§ **Available records**:
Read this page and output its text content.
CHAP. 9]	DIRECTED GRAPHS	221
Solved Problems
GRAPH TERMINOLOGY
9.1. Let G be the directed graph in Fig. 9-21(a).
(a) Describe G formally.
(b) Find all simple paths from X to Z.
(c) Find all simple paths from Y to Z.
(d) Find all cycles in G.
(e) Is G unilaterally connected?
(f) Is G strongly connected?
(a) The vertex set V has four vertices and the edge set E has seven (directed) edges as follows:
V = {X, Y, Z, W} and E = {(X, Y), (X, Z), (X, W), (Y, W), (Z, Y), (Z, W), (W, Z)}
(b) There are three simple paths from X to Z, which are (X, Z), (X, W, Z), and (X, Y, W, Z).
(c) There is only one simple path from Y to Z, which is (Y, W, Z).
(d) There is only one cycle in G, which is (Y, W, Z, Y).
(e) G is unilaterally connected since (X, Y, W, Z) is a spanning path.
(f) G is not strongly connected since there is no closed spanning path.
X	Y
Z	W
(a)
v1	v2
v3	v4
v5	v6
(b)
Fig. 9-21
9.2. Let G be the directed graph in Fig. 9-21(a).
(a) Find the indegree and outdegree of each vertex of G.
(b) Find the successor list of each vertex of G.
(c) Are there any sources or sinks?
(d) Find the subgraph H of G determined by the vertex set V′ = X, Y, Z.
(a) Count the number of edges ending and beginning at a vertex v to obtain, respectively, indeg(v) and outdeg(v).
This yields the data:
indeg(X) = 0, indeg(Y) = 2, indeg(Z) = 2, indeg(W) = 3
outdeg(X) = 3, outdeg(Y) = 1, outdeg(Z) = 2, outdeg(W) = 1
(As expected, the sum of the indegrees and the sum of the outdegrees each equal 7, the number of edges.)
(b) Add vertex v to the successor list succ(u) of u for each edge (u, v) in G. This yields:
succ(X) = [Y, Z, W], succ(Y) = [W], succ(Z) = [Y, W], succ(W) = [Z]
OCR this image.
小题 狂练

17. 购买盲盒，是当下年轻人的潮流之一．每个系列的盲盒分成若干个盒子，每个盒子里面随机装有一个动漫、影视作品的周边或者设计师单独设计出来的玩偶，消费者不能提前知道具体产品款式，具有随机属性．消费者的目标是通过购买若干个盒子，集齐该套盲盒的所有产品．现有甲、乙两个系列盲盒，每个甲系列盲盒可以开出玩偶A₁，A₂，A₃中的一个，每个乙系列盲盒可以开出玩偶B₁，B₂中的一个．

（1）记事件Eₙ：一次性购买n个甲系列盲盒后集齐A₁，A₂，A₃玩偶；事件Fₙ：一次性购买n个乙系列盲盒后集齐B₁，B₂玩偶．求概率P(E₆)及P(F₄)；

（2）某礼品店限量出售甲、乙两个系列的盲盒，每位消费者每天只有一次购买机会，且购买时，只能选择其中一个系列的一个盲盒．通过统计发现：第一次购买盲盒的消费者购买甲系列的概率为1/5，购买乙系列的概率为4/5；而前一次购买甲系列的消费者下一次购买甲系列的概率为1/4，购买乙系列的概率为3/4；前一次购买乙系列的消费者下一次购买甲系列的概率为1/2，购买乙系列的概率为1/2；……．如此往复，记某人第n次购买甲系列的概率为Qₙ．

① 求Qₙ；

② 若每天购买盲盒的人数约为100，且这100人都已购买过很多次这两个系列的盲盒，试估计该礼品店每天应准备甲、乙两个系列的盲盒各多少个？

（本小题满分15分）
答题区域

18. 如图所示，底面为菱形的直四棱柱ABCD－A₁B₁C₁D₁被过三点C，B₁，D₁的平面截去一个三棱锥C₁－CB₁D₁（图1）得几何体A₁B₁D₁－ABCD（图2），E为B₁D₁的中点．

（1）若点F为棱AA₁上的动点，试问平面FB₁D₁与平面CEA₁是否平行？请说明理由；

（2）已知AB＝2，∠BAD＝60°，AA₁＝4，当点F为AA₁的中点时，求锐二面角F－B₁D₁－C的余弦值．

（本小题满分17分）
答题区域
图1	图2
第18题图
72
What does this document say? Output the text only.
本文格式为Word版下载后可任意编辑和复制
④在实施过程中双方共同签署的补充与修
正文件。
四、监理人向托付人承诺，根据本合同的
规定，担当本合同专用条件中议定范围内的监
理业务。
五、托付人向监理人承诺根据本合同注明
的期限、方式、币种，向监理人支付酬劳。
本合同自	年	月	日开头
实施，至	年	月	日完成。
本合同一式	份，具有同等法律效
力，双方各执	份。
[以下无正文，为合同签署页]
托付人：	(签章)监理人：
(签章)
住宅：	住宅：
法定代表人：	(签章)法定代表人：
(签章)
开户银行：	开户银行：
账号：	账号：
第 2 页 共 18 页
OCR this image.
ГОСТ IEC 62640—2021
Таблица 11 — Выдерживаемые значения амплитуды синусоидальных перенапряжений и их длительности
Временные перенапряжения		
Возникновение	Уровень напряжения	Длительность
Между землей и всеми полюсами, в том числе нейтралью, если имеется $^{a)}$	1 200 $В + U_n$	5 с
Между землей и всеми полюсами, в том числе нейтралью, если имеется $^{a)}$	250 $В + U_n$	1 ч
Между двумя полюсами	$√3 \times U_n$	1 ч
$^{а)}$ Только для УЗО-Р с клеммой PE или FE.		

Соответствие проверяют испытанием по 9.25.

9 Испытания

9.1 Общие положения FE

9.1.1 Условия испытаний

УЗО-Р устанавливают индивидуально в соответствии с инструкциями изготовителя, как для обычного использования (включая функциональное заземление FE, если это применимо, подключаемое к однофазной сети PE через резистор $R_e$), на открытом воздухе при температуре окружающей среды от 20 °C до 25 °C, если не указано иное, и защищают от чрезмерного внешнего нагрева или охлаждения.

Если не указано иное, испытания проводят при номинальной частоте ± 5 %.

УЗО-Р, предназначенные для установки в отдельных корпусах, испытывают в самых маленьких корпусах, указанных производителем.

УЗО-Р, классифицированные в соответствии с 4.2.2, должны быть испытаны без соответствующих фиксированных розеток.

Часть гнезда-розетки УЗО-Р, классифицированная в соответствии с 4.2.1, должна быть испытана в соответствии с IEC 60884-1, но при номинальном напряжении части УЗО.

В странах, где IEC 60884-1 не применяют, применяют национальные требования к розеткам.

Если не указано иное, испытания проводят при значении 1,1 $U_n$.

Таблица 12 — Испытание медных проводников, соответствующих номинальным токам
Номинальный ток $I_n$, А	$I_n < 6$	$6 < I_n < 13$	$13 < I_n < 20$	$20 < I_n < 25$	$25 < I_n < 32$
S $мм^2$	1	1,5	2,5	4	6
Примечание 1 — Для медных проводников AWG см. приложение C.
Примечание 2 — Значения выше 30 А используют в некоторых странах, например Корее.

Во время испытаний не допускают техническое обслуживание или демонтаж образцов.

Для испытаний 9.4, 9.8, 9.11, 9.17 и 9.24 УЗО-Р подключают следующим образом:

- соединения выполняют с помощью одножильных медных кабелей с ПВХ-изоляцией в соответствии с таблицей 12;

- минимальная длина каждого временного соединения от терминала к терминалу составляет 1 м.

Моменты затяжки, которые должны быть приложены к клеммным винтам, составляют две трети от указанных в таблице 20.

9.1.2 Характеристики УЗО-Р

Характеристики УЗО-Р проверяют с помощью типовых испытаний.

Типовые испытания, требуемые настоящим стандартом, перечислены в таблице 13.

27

§ **Task brief**:
Set down the listing in full, keeping every word exactly as it is.

§ **Exercise solution**:
Read this page and output its text content.
CHAP. 9]	DIRECTED GRAPHS	221
Solved Problems
GRAPH TERMINOLOGY
9.1. Let G be the directed graph in Fig. 9-21(a).
(a) Describe G formally.
(b) Find all simple paths from X to Z.
(c) Find all simple paths from Y to Z.
(d) Find all cycles in G.
(e) Is G unilaterally connected?
(f) Is G strongly connected?
(a) The vertex set V has four vertices and the edge set E has seven (directed) edges as follows:
V = {X, Y, Z, W} and E = {(X, Y), (X, Z), (X, W), (Y, W), (Z, Y), (Z, W), (W, Z)}
(b) There are three simple paths from X to Z, which are (X, Z), (X, W, Z), and (X, Y, W, Z).
(c) There is only one simple path from Y to Z, which is (Y, W, Z).
(d) There is only one cycle in G, which is (Y, W, Z, Y).
(e) G is unilaterally connected since (X, Y, W, Z) is a spanning path.
(f) G is not strongly connected since there is no closed spanning path.
X	Y
Z	W
(a)
v1	v2
v3	v4
v5	v6
(b)
Fig. 9-21
9.2. Let G be the directed graph in Fig. 9-21(a).
(a) Find the indegree and outdegree of each vertex of G.
(b) Find the successor list of each vertex of G.
(c) Are there any sources or sinks?
(d) Find the subgraph H of G determined by the vertex set V′ = X, Y, Z.
(a) Count the number of edges ending and beginning at a vertex v to obtain, respectively, indeg(v) and outdeg(v).
This yields the data:
indeg(X) = 0, indeg(Y) = 2, indeg(Z) = 2, indeg(W) = 3
outdeg(X) = 3, outdeg(Y) = 1, outdeg(Z) = 2, outdeg(W) = 1
(As expected, the sum of the indegrees and the sum of the outdegrees each equal 7, the number of edges.)
(b) Add vertex v to the successor list succ(u) of u for each edge (u, v) in G. This yields:
succ(X) = [Y, Z, W], succ(Y) = [W], succ(Z) = [Y, W], succ(W) = [Z]
OCR this image.
小题 狂练

17. 购买盲盒，是当下年轻人的潮流之一．每个系列的盲盒分成若干个盒子，每个盒子里面随机装有一个动漫、影视作品的周边或者设计师单独设计出来的玩偶，消费者不能提前知道具体产品款式，具有随机属性．消费者的目标是通过购买若干个盒子，集齐该套盲盒的所有产品．现有甲、乙两个系列盲盒，每个甲系列盲盒可以开出玩偶A₁，A₂，A₃中的一个，每个乙系列盲盒可以开出玩偶B₁，B₂中的一个．

（1）记事件Eₙ：一次性购买n个甲系列盲盒后集齐A₁，A₂，A₃玩偶；事件Fₙ：一次性购买n个乙系列盲盒后集齐B₁，B₂玩偶．求概率P(E₆)及P(F₄)；

（2）某礼品店限量出售甲、乙两个系列的盲盒，每位消费者每天只有一次购买机会，且购买时，只能选择其中一个系列的一个盲盒．通过统计发现：第一次购买盲盒的消费者购买甲系列的概率为1/5，购买乙系列的概率为4/5；而前一次购买甲系列的消费者下一次购买甲系列的概率为1/4，购买乙系列的概率为3/4；前一次购买乙系列的消费者下一次购买甲系列的概率为1/2，购买乙系列的概率为1/2；……．如此往复，记某人第n次购买甲系列的概率为Qₙ．

① 求Qₙ；

② 若每天购买盲盒的人数约为100，且这100人都已购买过很多次这两个系列的盲盒，试估计该礼品店每天应准备甲、乙两个系列的盲盒各多少个？

（本小题满分15分）
答题区域

18. 如图所示，底面为菱形的直四棱柱ABCD－A₁B₁C₁D₁被过三点C，B₁，D₁的平面截去一个三棱锥C₁－CB₁D₁（图1）得几何体A₁B₁D₁－ABCD（图2），E为B₁D₁的中点．

（1）若点F为棱AA₁上的动点，试问平面FB₁D₁与平面CEA₁是否平行？请说明理由；

（2）已知AB＝2，∠BAD＝60°，AA₁＝4，当点F为AA₁的中点时，求锐二面角F－B₁D₁－C的余弦值．

（本小题满分17分）
答题区域
图1	图2
第18题图
72
What does this document say? Output the text only.
本文格式为Word版下载后可任意编辑和复制
④在实施过程中双方共同签署的补充与修
正文件。
四、监理人向托付人承诺，根据本合同的
规定，担当本合同专用条件中议定范围内的监
理业务。
五、托付人向监理人承诺根据本合同注明
的期限、方式、币种，向监理人支付酬劳。
本合同自	年	月	日开头
实施，至	年	月	日完成。
本合同一式	份，具有同等法律效
力，双方各执	份。
[以下无正文，为合同签署页]
托付人：	(签章)监理人：
(签章)
住宅：	住宅：
法定代表人：	(签章)法定代表人：
(签章)
开户银行：	开户银行：
账号：	账号：
第 2 页 共 18 页
OCR this image.
ГОСТ IEC 62640—2021
Таблица 11 — Выдерживаемые значения амплитуды синусоидальных перенапряжений и их длительности
Временные перенапряжения		
Возникновение	Уровень напряжения	Длительность
Между землей и всеми полюсами, в том числе нейтралью, если имеется $^{a)}$	1 200 $В + U_n$	5 с
Между землей и всеми полюсами, в том числе нейтралью, если имеется $^{a)}$	250 $В + U_n$	1 ч
Между двумя полюсами	$√3 \times U_n$	1 ч
$^{а)}$ Только для УЗО-Р с клеммой PE или FE.		

Соответствие проверяют испытанием по 9.25.

9 Испытания

9.1 Общие положения FE

9.1.1 Условия испытаний

УЗО-Р устанавливают индивидуально в соответствии с инструкциями изготовителя, как для обычного использования (включая функциональное заземление FE, если это применимо, подключаемое к однофазной сети PE через резистор $R_e$), на открытом воздухе при температуре окружающей среды от 20 °C до 25 °C, если не указано иное, и защищают от чрезмерного внешнего нагрева или охлаждения.

Если не указано иное, испытания проводят при номинальной частоте ± 5 %.

УЗО-Р, предназначенные для установки в отдельных корпусах, испытывают в самых маленьких корпусах, указанных производителем.

УЗО-Р, классифицированные в соответствии с 4.2.2, должны быть испытаны без соответствующих фиксированных розеток.

Часть гнезда-розетки УЗО-Р, классифицированная в соответствии с 4.2.1, должна быть испытана в соответствии с IEC 60884-1, но при номинальном напряжении части УЗО.

В странах, где IEC 60884-1 не применяют, применяют национальные требования к розеткам.

Если не указано иное, испытания проводят при значении 1,1 $U_n$.

Таблица 12 — Испытание медных проводников, соответствующих номинальным токам
Номинальный ток $I_n$, А	$I_n < 6$	$6 < I_n < 13$	$13 < I_n < 20$	$20 < I_n < 25$	$25 < I_n < 32$
S $мм^2$	1	1,5	2,5	4	6
Примечание 1 — Для медных проводников AWG см. приложение C.
Примечание 2 — Значения выше 30 А используют в некоторых странах, например Корее.

Во время испытаний не допускают техническое обслуживание или демонтаж образцов.

Для испытаний 9.4, 9.8, 9.11, 9.17 и 9.24 УЗО-Р подключают следующим образом:

- соединения выполняют с помощью одножильных медных кабелей с ПВХ-изоляцией в соответствии с таблицей 12;

- минимальная длина каждого временного соединения от терминала к терминалу составляет 1 м.

Моменты затяжки, которые должны быть приложены к клеммным винтам, составляют две трети от указанных в таблице 20.

9.1.2 Характеристики УЗО-Р

Характеристики УЗО-Р проверяют с помощью типовых испытаний.

Типовые испытания, требуемые настоящим стандартом, перечислены в таблице 13.

27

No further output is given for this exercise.